WHAT NEEDS TO BE DONE: Give the number of lines in the entries that contain "DISSIMILARITY". State only the count.

ROWS:

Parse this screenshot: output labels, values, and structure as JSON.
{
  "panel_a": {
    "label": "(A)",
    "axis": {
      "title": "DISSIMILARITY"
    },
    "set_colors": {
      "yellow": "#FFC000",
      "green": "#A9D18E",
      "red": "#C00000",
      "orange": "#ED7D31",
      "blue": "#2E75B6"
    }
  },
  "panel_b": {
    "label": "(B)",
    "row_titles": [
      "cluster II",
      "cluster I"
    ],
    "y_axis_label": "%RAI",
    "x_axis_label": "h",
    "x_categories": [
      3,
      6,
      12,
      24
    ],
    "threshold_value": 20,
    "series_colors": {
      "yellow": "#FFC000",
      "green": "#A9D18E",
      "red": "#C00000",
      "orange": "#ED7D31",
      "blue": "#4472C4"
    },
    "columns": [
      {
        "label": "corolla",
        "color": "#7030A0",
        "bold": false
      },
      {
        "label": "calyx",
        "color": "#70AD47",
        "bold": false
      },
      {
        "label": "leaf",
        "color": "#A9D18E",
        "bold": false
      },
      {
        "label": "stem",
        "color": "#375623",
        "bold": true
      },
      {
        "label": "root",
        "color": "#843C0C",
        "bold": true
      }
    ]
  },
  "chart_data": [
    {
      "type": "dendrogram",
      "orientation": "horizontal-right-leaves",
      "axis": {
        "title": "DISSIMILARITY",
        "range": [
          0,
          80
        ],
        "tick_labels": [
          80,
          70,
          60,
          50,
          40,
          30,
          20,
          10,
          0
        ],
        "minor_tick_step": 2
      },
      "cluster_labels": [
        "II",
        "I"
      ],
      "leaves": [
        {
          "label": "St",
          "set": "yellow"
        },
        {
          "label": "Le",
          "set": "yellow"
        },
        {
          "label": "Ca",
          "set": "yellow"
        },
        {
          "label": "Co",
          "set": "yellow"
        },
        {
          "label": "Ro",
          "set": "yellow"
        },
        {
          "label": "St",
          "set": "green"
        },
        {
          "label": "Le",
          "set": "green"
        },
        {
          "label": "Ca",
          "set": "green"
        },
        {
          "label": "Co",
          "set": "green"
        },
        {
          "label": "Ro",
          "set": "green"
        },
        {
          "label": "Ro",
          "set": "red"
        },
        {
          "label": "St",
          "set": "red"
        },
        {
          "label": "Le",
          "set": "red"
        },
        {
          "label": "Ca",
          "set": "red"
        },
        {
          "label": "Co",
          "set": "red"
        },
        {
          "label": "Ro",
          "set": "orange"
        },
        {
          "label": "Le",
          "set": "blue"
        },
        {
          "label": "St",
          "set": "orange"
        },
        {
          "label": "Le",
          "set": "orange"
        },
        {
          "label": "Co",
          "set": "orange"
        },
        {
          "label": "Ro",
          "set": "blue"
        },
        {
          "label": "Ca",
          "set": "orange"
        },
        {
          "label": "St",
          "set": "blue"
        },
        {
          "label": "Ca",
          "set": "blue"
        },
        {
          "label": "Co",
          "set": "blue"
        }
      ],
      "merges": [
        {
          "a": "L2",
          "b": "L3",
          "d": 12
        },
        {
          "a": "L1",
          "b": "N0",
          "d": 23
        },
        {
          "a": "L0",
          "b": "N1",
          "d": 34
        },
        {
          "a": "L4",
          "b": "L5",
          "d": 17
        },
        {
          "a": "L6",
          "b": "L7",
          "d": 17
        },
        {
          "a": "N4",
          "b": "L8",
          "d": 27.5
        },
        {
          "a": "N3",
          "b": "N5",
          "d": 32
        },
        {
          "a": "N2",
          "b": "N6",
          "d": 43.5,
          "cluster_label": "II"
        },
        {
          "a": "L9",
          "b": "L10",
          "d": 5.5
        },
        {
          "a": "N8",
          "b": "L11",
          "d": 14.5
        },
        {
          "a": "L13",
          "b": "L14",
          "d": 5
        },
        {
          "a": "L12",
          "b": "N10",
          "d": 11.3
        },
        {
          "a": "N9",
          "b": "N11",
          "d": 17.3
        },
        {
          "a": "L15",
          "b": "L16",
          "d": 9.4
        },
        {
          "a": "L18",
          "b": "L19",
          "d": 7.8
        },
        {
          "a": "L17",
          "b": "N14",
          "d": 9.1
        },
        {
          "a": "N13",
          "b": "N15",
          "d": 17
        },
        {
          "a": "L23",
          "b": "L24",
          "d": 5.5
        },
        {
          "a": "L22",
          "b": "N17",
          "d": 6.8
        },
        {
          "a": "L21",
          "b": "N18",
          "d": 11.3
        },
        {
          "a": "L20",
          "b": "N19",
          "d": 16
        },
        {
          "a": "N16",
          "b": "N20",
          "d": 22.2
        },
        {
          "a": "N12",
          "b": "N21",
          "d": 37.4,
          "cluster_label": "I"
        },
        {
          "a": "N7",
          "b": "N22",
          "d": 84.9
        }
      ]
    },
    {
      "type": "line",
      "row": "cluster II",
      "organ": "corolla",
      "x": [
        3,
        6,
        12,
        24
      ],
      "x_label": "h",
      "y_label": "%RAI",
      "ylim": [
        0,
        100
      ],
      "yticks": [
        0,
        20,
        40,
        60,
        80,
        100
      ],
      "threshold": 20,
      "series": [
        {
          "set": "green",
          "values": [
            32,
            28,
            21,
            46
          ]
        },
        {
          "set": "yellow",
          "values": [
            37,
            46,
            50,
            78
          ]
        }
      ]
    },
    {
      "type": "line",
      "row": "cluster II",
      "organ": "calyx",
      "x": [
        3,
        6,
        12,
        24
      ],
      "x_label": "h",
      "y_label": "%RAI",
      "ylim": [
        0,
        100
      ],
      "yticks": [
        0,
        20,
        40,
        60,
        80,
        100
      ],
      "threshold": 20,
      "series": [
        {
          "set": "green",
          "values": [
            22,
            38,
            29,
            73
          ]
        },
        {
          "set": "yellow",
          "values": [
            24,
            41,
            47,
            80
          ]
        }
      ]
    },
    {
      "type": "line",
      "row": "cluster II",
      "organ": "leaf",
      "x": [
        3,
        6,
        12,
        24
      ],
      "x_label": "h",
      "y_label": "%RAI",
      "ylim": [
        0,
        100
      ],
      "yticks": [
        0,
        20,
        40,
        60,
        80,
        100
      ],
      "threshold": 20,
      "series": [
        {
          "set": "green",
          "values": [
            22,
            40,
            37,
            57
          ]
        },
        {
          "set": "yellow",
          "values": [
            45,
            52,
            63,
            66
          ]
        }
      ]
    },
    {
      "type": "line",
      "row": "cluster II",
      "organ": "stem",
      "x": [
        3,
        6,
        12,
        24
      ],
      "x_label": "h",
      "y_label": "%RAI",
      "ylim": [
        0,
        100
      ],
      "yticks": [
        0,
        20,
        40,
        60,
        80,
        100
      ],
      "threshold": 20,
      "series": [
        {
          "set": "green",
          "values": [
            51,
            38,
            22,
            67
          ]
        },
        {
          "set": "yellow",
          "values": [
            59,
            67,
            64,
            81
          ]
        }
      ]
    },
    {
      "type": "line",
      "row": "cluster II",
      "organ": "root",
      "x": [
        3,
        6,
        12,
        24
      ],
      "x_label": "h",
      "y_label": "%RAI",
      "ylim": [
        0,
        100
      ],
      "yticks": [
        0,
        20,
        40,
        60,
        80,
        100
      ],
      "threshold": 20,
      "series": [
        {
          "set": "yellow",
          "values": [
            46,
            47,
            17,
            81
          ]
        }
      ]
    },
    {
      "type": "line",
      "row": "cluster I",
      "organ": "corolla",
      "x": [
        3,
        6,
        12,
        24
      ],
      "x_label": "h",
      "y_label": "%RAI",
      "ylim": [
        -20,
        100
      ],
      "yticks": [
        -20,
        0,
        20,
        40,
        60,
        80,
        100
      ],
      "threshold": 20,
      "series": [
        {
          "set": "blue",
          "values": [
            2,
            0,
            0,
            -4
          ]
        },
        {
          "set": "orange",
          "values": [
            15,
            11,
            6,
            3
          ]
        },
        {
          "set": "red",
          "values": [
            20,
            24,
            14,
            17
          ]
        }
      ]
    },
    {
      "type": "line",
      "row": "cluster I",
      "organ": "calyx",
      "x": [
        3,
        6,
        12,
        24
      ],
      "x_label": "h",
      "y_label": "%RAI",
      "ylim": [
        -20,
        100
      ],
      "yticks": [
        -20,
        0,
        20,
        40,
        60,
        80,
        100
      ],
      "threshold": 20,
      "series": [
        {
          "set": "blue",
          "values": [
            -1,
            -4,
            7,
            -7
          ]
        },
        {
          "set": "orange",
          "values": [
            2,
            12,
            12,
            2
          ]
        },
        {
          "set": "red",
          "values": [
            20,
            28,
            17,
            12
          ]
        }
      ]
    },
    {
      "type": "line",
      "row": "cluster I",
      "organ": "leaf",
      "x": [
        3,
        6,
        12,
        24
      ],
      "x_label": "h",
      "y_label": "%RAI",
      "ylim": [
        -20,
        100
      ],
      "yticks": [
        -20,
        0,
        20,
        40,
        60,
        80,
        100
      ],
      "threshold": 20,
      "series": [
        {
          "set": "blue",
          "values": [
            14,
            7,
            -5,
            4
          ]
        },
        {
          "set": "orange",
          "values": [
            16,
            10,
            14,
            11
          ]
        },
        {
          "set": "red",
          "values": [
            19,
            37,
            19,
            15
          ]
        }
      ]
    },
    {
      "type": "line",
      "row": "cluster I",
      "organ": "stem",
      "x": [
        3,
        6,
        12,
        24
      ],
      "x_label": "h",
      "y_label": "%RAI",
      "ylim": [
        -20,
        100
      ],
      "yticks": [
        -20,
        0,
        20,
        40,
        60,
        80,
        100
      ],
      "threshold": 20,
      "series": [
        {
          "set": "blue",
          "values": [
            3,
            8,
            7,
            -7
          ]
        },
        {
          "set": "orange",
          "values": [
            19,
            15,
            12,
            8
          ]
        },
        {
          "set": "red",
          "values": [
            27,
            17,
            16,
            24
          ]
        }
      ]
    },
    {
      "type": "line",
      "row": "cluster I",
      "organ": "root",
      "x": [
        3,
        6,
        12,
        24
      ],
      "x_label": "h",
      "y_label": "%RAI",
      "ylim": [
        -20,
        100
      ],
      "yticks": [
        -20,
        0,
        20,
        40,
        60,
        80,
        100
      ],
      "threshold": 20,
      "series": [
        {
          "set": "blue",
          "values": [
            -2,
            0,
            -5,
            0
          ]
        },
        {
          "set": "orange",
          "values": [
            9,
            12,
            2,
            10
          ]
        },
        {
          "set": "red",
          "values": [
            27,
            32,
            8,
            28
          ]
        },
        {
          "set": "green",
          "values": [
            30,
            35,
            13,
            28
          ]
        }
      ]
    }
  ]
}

RESULT OF THE TASK: 2